→ THE PROBLEM:
Search the listing below for "personas". Copy each matching line.

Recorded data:
____
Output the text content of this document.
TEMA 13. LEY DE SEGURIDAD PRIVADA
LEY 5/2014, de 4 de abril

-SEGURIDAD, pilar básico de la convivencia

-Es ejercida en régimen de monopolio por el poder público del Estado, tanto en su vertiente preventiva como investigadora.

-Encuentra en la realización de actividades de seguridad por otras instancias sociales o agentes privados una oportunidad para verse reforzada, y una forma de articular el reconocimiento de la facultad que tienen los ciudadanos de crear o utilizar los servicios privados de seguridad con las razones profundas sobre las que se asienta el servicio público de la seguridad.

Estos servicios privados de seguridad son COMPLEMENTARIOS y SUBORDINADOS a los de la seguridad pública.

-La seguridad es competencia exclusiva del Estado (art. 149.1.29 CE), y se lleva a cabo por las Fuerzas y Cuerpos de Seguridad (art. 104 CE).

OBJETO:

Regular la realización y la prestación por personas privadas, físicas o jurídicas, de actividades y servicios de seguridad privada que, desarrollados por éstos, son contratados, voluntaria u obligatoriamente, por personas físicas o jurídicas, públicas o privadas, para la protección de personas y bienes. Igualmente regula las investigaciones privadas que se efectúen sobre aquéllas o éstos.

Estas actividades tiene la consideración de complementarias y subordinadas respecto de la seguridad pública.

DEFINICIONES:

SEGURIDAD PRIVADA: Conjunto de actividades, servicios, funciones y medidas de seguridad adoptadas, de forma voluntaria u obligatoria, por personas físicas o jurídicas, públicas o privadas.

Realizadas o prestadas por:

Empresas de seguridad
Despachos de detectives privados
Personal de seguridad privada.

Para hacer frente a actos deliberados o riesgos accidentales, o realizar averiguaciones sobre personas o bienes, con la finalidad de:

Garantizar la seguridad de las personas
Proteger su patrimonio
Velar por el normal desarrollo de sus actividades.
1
____
→ PROBLEM SOLUTION:
Regular la realización y la prestación por personas privadas, físicas o jurídicas, de actividades y servicios de seguridad privada que, desarrollados por éstos, son contratados, voluntaria u obligatoriamente, por personas físicas o jurídicas, públicas o privadas, para la protección de personas y bienes. Igualmente regula las investigaciones privadas que se efectúen sobre aquéllas o éstos.
SEGURIDAD PRIVADA: Conjunto de actividades, servicios, funciones y medidas de seguridad adoptadas, de forma voluntaria u obligatoria, por personas físicas o jurídicas, públicas o privadas.
Para hacer frente a actos deliberados o riesgos accidentales, o realizar averiguaciones sobre personas o bienes, con la finalidad de:
Garantizar la seguridad de las personas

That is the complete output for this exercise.